_GOAL_
Find the word "аванса" in the records below. List each line containing it.

_DATA ROWS_
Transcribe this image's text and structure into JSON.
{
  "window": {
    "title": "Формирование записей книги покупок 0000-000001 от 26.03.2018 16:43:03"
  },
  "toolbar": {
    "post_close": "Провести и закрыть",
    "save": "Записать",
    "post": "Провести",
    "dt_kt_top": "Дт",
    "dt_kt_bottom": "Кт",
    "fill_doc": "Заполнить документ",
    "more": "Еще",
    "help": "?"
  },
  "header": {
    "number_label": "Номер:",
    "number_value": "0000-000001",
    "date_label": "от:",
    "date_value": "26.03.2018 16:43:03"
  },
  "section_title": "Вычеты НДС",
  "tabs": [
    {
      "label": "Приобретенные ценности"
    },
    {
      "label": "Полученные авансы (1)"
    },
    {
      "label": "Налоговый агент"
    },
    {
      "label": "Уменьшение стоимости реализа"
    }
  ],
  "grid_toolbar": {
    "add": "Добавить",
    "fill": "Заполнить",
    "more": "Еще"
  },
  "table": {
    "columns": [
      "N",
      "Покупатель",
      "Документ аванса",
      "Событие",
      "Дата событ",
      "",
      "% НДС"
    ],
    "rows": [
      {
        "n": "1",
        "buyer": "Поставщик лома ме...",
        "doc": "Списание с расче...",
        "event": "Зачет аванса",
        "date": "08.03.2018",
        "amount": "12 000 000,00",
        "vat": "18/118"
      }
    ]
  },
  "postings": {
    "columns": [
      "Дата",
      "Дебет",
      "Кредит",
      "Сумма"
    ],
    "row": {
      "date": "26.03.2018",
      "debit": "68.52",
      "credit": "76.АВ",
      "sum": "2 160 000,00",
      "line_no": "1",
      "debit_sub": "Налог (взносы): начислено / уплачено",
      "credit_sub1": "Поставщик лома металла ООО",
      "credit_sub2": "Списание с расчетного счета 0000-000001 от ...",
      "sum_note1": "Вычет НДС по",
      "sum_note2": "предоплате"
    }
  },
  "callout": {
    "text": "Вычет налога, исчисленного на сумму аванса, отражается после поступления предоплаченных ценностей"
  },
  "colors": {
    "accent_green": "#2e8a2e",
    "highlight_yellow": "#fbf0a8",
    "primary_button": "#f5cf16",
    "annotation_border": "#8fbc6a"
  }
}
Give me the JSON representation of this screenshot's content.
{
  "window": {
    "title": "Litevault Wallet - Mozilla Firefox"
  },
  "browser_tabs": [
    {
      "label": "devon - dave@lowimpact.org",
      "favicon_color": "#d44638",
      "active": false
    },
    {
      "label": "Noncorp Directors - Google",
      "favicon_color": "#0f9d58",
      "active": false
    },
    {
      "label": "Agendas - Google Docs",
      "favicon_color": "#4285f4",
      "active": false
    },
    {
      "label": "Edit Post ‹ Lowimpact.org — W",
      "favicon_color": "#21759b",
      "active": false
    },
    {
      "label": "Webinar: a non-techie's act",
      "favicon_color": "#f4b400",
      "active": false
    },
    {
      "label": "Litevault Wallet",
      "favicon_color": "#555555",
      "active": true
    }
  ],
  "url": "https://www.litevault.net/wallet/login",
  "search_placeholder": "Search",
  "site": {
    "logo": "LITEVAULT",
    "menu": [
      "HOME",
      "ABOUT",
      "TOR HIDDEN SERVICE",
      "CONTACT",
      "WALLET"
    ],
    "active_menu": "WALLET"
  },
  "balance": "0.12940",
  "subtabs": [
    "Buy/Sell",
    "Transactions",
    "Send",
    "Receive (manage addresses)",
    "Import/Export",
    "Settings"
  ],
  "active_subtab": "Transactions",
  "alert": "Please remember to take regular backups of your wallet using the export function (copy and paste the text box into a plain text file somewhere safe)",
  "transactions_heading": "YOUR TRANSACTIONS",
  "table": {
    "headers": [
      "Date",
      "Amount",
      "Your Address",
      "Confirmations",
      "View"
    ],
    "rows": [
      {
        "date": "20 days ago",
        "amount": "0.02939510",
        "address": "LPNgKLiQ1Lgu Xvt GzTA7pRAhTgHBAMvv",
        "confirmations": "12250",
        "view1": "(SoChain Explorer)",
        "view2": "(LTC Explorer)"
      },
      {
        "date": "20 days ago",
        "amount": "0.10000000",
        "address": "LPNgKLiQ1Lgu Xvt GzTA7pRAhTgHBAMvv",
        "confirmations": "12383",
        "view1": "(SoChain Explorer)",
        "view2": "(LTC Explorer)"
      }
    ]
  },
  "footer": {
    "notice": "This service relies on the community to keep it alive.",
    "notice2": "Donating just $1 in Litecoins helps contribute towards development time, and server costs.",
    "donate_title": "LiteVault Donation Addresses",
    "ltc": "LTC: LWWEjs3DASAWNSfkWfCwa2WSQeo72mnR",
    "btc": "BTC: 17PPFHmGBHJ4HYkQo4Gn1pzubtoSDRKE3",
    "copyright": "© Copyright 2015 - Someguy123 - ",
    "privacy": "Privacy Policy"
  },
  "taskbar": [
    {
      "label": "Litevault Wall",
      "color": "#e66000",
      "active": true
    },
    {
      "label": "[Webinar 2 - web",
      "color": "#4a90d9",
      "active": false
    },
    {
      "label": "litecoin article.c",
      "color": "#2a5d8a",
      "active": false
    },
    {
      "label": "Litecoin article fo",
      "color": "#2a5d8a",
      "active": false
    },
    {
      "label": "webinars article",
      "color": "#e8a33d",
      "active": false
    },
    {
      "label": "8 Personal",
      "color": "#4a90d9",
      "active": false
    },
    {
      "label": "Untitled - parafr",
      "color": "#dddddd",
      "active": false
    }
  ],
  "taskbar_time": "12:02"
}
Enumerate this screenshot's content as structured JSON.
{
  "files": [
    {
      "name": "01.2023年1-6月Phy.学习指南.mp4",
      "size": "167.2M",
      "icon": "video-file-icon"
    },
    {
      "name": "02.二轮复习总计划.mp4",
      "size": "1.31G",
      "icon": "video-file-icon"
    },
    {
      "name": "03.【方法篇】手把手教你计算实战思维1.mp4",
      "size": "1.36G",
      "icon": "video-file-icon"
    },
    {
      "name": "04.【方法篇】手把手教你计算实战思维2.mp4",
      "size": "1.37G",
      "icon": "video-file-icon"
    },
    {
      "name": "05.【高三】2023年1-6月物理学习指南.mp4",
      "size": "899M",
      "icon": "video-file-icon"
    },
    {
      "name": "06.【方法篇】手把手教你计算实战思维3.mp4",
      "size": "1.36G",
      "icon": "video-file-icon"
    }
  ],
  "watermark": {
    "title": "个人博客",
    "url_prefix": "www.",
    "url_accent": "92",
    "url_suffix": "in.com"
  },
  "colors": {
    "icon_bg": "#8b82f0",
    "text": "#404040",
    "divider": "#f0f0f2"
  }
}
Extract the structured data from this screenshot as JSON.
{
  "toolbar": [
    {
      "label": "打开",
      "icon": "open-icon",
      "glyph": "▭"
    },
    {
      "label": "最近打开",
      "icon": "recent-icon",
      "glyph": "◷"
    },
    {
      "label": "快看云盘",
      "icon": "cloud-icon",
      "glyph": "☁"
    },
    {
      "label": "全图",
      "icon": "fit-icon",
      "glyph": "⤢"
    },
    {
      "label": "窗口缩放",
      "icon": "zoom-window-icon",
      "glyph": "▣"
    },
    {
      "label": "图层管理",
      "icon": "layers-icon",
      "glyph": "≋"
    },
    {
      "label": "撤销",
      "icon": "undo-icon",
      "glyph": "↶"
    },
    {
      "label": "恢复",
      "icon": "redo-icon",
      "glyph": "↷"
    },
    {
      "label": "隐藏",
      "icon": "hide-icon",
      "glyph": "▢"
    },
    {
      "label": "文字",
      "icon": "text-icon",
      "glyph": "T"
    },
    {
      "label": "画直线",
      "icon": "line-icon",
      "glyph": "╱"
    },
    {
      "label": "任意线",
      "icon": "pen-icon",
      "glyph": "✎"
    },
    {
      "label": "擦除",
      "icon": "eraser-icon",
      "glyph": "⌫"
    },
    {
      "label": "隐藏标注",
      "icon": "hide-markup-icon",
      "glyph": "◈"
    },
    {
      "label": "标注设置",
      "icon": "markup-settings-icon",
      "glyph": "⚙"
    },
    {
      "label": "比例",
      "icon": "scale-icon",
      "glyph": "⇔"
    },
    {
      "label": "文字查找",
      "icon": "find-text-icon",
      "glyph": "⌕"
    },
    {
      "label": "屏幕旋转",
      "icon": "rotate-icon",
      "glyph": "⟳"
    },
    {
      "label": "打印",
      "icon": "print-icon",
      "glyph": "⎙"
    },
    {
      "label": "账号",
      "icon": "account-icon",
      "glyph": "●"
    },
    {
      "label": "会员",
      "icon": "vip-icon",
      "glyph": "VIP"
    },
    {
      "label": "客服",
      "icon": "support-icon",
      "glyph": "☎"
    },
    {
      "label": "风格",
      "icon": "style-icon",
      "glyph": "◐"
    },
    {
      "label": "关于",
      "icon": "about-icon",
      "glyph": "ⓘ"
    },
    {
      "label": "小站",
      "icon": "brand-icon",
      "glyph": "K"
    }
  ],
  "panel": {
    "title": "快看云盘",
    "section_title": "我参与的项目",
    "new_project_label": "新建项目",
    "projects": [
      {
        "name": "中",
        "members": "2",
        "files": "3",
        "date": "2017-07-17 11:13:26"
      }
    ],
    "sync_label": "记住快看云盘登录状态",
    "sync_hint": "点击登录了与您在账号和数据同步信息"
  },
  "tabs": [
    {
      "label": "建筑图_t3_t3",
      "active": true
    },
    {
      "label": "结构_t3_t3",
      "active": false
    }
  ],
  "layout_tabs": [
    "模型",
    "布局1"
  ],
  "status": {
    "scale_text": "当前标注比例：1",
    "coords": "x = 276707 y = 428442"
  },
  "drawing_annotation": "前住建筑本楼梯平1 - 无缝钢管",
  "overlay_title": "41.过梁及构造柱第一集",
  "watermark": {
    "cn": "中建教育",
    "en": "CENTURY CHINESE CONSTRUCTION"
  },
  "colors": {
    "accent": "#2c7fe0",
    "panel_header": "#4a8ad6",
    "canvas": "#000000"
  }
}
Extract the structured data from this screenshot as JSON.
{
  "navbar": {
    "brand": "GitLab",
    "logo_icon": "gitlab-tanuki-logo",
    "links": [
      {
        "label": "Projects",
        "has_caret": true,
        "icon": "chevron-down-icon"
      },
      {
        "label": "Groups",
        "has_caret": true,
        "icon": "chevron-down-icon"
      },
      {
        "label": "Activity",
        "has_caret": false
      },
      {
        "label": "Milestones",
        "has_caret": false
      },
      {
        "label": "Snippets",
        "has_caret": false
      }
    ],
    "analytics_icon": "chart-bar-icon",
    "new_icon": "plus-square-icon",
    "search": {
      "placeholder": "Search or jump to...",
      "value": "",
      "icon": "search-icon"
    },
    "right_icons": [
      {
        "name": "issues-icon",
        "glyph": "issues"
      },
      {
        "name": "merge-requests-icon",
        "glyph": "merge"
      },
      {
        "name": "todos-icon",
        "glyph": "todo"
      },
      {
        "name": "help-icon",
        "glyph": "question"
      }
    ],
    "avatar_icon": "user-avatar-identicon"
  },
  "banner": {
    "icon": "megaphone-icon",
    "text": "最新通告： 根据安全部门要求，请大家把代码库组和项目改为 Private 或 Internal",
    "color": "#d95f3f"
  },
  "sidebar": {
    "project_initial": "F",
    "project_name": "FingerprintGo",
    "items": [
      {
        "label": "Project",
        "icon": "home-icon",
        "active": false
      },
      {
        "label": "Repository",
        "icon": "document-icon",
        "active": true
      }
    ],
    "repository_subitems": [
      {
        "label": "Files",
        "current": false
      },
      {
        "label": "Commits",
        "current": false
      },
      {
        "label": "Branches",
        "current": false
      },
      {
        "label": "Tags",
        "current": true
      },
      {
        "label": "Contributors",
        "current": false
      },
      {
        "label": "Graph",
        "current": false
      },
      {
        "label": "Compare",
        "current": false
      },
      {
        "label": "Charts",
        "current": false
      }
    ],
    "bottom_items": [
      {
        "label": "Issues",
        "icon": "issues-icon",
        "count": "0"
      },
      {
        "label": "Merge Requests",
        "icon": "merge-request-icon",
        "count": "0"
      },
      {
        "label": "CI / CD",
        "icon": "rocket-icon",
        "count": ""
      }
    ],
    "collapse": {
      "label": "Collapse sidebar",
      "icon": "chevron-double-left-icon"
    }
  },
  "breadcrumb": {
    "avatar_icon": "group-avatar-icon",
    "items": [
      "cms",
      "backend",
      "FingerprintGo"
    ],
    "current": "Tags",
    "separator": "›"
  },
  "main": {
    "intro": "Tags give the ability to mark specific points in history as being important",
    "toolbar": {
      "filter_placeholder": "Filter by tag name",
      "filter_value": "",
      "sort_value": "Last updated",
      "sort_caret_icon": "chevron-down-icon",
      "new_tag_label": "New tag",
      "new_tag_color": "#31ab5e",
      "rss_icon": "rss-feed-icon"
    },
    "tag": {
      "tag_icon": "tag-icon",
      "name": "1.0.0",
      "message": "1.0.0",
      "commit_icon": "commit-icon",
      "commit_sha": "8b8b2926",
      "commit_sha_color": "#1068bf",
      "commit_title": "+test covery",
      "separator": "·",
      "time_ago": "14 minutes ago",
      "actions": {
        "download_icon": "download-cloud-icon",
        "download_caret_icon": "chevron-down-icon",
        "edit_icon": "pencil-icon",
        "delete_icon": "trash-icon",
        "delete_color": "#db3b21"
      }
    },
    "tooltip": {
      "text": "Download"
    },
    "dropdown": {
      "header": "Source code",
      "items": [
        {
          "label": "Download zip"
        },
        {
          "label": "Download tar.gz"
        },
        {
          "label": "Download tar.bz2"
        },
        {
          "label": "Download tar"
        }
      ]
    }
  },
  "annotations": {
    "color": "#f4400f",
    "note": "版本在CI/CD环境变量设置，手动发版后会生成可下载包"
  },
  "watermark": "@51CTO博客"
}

_OUTPUT OF THE EXERCISE_
      "Документ аванса",
        "event": "Зачет аванса",
    "text": "Вычет налога, исчисленного на сумму аванса, отражается после поступления предоплаченных ценностей"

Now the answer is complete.